Yet, Florida, Arizona, and California passed amendments banning same-sex marriage. Really?

To Douglas Wilder, Deval Patrick, David Paterson, Edward Brooke, Carol Moseley Braun, and Barack Obama — you are the only 6 African-American people in the modern era to serve as governor or a U.S. senator. And now, one of them is the president-elect. Amazing.

To Mark Begich, Al Franken, and Jim Martin: hang in there. Let the process play out and fight for every vote to count. Republicans are fighting as hard as they can. Well, actually the GOP fights harder than they can. Keep up with them: you are needed in the Senate.

There’s a lot to take in, but my mind keeps going back to a woman I met in Indiana back in May. Her name was Michelle. I met Michelle after the Hillary Clinton rally in South Bend.

Michelle, a woman in her 40s, an ardent Hillary Clinton supporter, told me that “if Obama gets in, it will be the demise of America.”

Michelle believed all the rhetoric about Obama being a “Muslim president.”

Her main issue, and her main reason for supporting Sen. Clinton was health care. She told me back in May that if Obama was the nominee, she would vote for John McCain. Her mother, who was there, sounded the theme of how their votes usually went: the last Republican she voted for was Eisenhower.

[BRIEF]
Answer these questions from the election commentary:
(a) Which three states passed amendments banning same-sex marriage?
(b) After which event did the writer meet Michelle?
(c) Who was the last Republican that Michelle's mother voted for?

[Image-based layout entries]

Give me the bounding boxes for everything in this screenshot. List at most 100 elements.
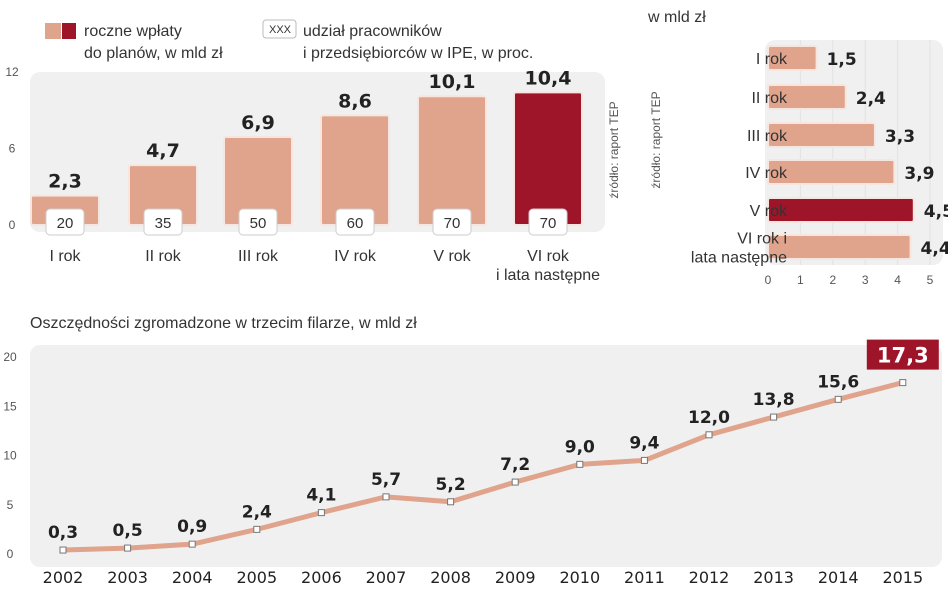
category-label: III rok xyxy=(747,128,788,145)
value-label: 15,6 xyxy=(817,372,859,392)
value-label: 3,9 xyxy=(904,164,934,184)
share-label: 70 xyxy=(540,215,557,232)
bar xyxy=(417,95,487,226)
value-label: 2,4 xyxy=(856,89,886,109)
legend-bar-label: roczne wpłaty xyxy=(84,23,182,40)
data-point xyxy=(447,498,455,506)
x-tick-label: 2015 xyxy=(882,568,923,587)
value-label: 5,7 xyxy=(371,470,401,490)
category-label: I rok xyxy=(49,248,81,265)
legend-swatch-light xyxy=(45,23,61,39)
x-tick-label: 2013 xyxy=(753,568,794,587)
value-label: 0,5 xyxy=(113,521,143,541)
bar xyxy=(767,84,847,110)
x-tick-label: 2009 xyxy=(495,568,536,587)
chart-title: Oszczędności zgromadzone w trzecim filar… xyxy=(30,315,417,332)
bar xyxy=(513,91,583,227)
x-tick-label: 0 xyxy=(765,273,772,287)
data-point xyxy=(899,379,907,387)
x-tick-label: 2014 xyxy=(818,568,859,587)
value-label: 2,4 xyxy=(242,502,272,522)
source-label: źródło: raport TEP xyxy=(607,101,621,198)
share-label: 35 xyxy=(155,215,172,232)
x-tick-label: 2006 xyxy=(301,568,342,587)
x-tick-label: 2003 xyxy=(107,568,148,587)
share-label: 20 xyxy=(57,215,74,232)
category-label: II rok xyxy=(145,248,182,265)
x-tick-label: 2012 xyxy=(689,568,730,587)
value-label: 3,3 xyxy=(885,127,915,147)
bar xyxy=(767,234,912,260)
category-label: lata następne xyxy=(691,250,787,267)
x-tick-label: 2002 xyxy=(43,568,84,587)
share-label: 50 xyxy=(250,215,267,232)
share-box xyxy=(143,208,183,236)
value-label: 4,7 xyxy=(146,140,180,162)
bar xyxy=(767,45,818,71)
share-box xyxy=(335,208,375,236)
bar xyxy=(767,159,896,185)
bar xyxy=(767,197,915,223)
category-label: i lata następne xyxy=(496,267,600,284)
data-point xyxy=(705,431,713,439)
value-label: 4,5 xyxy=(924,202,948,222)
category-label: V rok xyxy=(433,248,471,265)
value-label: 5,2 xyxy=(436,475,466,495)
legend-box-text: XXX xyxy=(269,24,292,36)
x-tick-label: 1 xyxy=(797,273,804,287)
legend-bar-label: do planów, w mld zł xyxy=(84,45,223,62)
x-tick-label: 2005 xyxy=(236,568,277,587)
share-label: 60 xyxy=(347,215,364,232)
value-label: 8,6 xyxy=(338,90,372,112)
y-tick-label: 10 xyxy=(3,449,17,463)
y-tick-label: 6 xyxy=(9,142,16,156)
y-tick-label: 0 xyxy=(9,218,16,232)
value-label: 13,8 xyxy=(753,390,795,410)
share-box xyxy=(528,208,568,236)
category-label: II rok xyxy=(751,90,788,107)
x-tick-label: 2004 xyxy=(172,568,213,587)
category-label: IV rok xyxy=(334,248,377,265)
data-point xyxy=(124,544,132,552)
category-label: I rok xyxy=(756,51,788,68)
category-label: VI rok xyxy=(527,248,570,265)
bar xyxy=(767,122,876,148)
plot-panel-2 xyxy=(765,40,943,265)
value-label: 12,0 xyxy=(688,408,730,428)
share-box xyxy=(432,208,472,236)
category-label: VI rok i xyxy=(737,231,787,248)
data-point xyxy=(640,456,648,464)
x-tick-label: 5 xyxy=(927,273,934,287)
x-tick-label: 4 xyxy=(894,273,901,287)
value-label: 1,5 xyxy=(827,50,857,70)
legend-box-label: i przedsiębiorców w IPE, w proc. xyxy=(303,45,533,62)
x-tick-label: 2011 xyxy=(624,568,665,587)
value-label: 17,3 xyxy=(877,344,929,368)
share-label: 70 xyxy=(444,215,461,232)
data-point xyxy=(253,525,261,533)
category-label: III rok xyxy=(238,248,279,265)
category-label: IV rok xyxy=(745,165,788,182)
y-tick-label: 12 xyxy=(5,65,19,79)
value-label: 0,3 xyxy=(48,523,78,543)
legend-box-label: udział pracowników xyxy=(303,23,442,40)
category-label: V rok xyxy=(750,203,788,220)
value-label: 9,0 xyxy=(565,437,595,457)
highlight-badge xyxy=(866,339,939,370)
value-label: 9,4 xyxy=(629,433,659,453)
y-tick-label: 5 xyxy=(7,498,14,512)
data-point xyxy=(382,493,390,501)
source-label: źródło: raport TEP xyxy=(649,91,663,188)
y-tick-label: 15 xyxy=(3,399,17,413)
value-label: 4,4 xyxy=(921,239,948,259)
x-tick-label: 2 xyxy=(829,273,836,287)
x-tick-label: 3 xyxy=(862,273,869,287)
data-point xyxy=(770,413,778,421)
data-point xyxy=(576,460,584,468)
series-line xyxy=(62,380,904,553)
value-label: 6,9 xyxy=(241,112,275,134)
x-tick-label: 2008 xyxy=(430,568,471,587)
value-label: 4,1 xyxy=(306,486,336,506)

[OUTPUT]
(a) Florida, Arizona, and California.
(b) The Hillary Clinton rally in South Bend.
(c) Eisenhower.